[start LISTED ENTRIES]

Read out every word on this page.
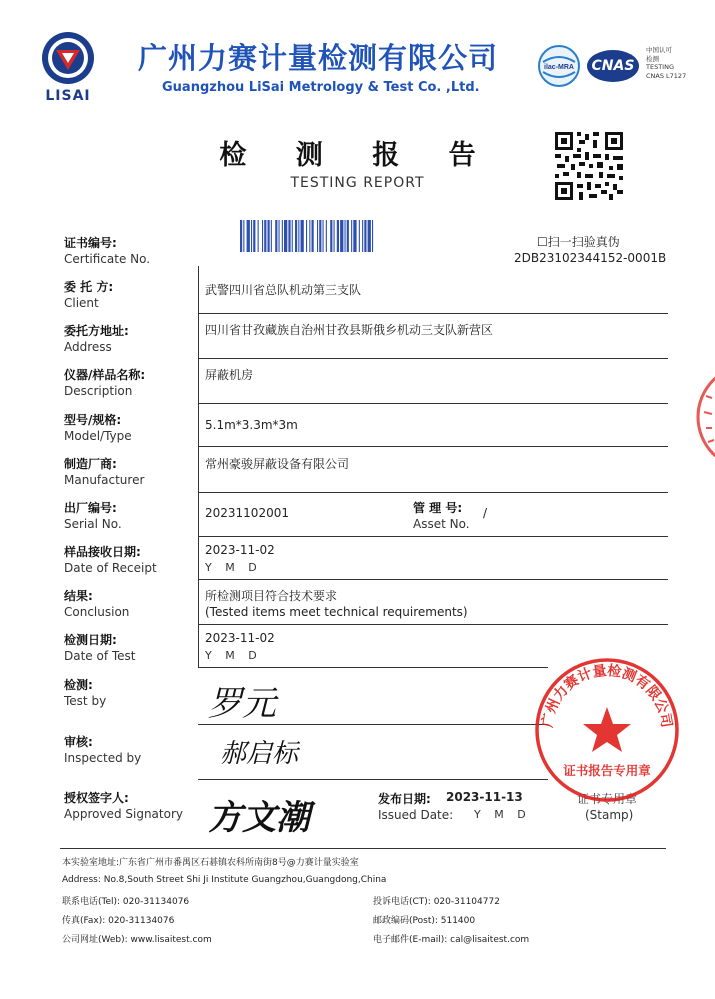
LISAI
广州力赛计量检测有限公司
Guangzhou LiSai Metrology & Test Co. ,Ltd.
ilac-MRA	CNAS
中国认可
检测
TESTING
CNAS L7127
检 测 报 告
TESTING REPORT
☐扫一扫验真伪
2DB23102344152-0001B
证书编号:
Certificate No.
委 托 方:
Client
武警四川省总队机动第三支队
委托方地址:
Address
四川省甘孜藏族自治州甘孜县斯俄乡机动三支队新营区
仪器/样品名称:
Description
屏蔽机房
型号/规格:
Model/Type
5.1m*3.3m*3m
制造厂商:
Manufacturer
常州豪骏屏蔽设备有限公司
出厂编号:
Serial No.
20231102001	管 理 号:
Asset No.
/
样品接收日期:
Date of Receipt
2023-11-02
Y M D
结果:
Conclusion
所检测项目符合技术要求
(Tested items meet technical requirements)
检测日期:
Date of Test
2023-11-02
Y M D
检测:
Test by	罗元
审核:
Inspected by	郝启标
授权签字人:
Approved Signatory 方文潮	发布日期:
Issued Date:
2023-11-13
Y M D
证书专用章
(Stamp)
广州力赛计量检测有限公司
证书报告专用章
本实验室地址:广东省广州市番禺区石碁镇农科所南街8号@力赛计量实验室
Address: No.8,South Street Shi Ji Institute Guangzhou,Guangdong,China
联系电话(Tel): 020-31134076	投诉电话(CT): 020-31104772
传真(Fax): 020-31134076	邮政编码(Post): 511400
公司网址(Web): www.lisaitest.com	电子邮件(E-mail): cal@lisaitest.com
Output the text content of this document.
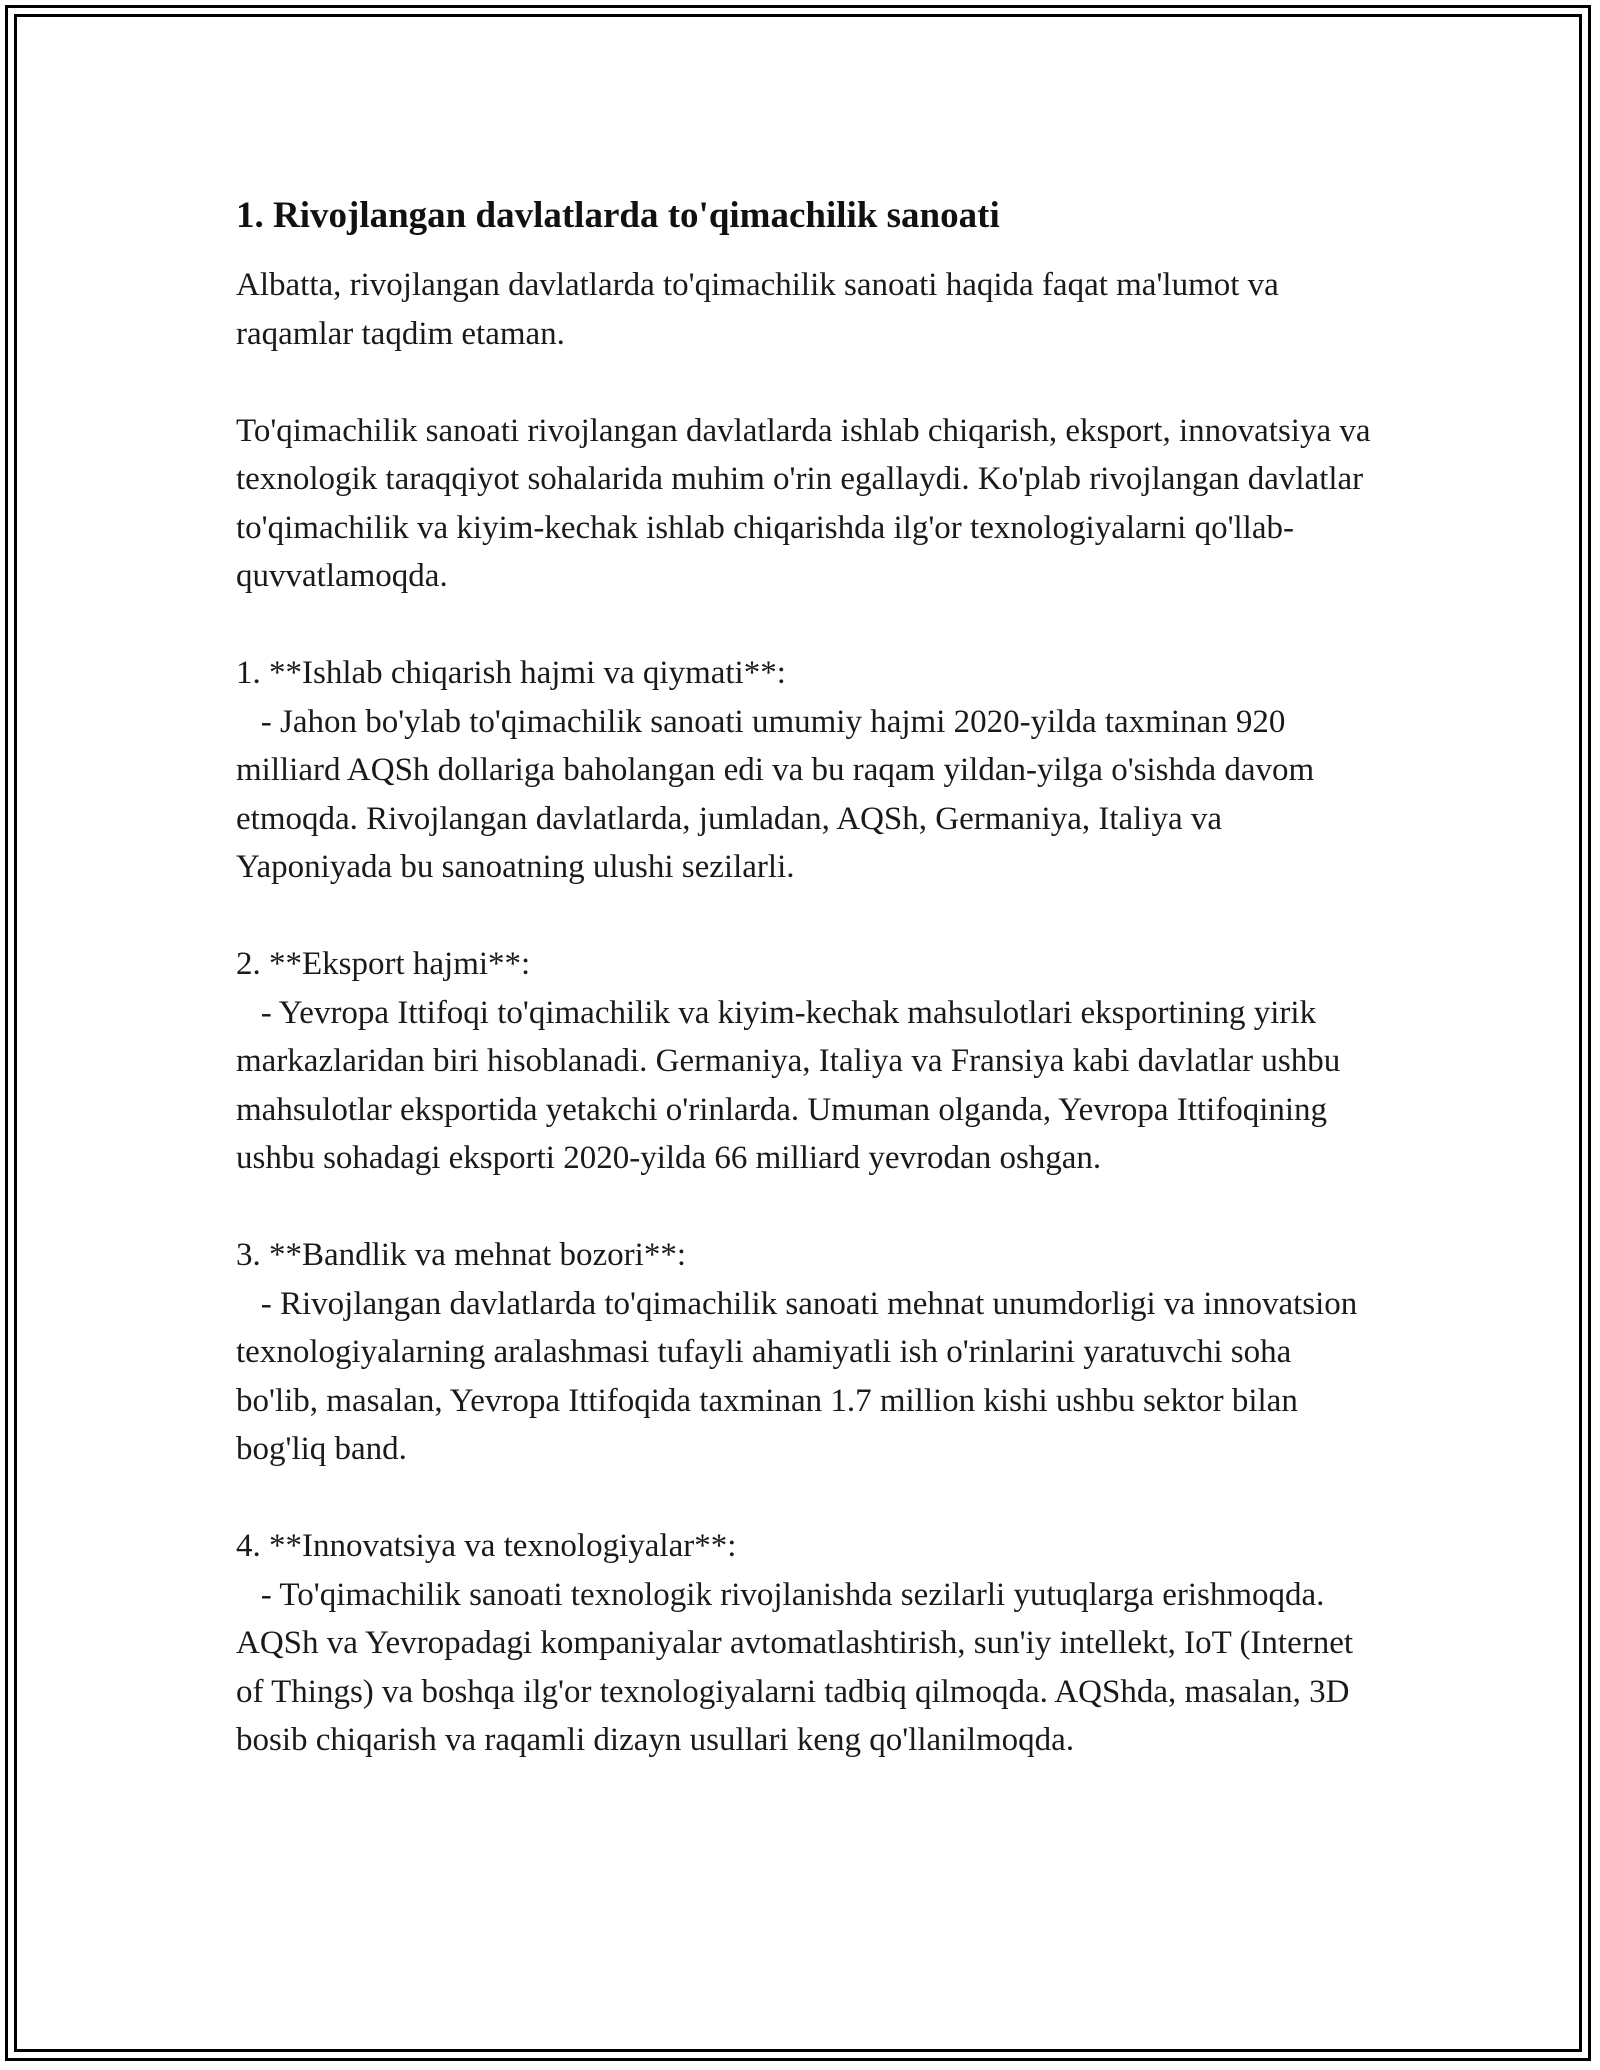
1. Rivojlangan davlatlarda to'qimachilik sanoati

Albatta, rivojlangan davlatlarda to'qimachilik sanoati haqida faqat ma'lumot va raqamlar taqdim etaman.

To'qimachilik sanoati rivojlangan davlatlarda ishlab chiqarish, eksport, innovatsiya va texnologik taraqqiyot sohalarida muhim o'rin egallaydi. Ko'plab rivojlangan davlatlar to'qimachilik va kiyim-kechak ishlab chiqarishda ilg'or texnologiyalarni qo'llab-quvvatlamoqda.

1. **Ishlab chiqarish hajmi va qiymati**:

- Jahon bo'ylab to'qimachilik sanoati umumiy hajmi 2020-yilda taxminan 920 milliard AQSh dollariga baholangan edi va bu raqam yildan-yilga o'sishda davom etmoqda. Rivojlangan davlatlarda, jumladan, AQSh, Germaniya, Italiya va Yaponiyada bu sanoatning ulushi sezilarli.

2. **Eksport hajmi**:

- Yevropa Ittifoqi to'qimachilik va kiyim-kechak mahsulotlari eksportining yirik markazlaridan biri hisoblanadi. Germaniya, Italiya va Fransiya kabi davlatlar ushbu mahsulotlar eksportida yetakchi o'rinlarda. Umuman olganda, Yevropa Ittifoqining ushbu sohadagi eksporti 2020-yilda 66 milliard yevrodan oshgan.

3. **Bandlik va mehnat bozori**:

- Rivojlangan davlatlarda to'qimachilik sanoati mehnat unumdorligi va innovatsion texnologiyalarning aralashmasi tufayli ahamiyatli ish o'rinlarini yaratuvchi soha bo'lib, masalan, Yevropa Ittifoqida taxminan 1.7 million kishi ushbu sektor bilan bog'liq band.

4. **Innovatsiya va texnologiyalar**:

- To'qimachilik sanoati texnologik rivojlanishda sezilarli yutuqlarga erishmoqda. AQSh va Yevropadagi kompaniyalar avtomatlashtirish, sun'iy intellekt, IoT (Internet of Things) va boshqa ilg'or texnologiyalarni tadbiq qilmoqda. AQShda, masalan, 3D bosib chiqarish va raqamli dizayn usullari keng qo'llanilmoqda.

[end LISTED ENTRIES]

INSTRUCTIONS TO FOLLOW → Write the listing above out again exactly, dropping each image.

COMPLETE OUTPUT →
Read out every word on this page.
LISAI
广州力赛计量检测有限公司
Guangzhou LiSai Metrology & Test Co. ,Ltd.
ilac-MRA	CNAS
中国认可
检测
TESTING
CNAS L7127
检 测 报 告
TESTING REPORT
☐扫一扫验真伪
2DB23102344152-0001B
证书编号:
Certificate No.
委 托 方:
Client
武警四川省总队机动第三支队
委托方地址:
Address
四川省甘孜藏族自治州甘孜县斯俄乡机动三支队新营区
仪器/样品名称:
Description
屏蔽机房
型号/规格:
Model/Type
5.1m*3.3m*3m
制造厂商:
Manufacturer
常州豪骏屏蔽设备有限公司
出厂编号:
Serial No.
20231102001	管 理 号:
Asset No.
/
样品接收日期:
Date of Receipt
2023-11-02
Y M D
结果:
Conclusion
所检测项目符合技术要求
(Tested items meet technical requirements)
检测日期:
Date of Test
2023-11-02
Y M D
检测:
Test by	罗元
审核:
Inspected by	郝启标
授权签字人:
Approved Signatory 方文潮	发布日期:
Issued Date:
2023-11-13
Y M D
证书专用章
(Stamp)
广州力赛计量检测有限公司
证书报告专用章
本实验室地址:广东省广州市番禺区石碁镇农科所南街8号@力赛计量实验室
Address: No.8,South Street Shi Ji Institute Guangzhou,Guangdong,China
联系电话(Tel): 020-31134076	投诉电话(CT): 020-31104772
传真(Fax): 020-31134076	邮政编码(Post): 511400
公司网址(Web): www.lisaitest.com	电子邮件(E-mail): cal@lisaitest.com
Output the text content of this document.
1. Rivojlangan davlatlarda to'qimachilik sanoati

Albatta, rivojlangan davlatlarda to'qimachilik sanoati haqida faqat ma'lumot va raqamlar taqdim etaman.

To'qimachilik sanoati rivojlangan davlatlarda ishlab chiqarish, eksport, innovatsiya va texnologik taraqqiyot sohalarida muhim o'rin egallaydi. Ko'plab rivojlangan davlatlar to'qimachilik va kiyim-kechak ishlab chiqarishda ilg'or texnologiyalarni qo'llab-quvvatlamoqda.

1. **Ishlab chiqarish hajmi va qiymati**:

- Jahon bo'ylab to'qimachilik sanoati umumiy hajmi 2020-yilda taxminan 920 milliard AQSh dollariga baholangan edi va bu raqam yildan-yilga o'sishda davom etmoqda. Rivojlangan davlatlarda, jumladan, AQSh, Germaniya, Italiya va Yaponiyada bu sanoatning ulushi sezilarli.

2. **Eksport hajmi**:

- Yevropa Ittifoqi to'qimachilik va kiyim-kechak mahsulotlari eksportining yirik markazlaridan biri hisoblanadi. Germaniya, Italiya va Fransiya kabi davlatlar ushbu mahsulotlar eksportida yetakchi o'rinlarda. Umuman olganda, Yevropa Ittifoqining ushbu sohadagi eksporti 2020-yilda 66 milliard yevrodan oshgan.

3. **Bandlik va mehnat bozori**:

- Rivojlangan davlatlarda to'qimachilik sanoati mehnat unumdorligi va innovatsion texnologiyalarning aralashmasi tufayli ahamiyatli ish o'rinlarini yaratuvchi soha bo'lib, masalan, Yevropa Ittifoqida taxminan 1.7 million kishi ushbu sektor bilan bog'liq band.

4. **Innovatsiya va texnologiyalar**:

- To'qimachilik sanoati texnologik rivojlanishda sezilarli yutuqlarga erishmoqda. AQSh va Yevropadagi kompaniyalar avtomatlashtirish, sun'iy intellekt, IoT (Internet of Things) va boshqa ilg'or texnologiyalarni tadbiq qilmoqda. AQShda, masalan, 3D bosib chiqarish va raqamli dizayn usullari keng qo'llanilmoqda.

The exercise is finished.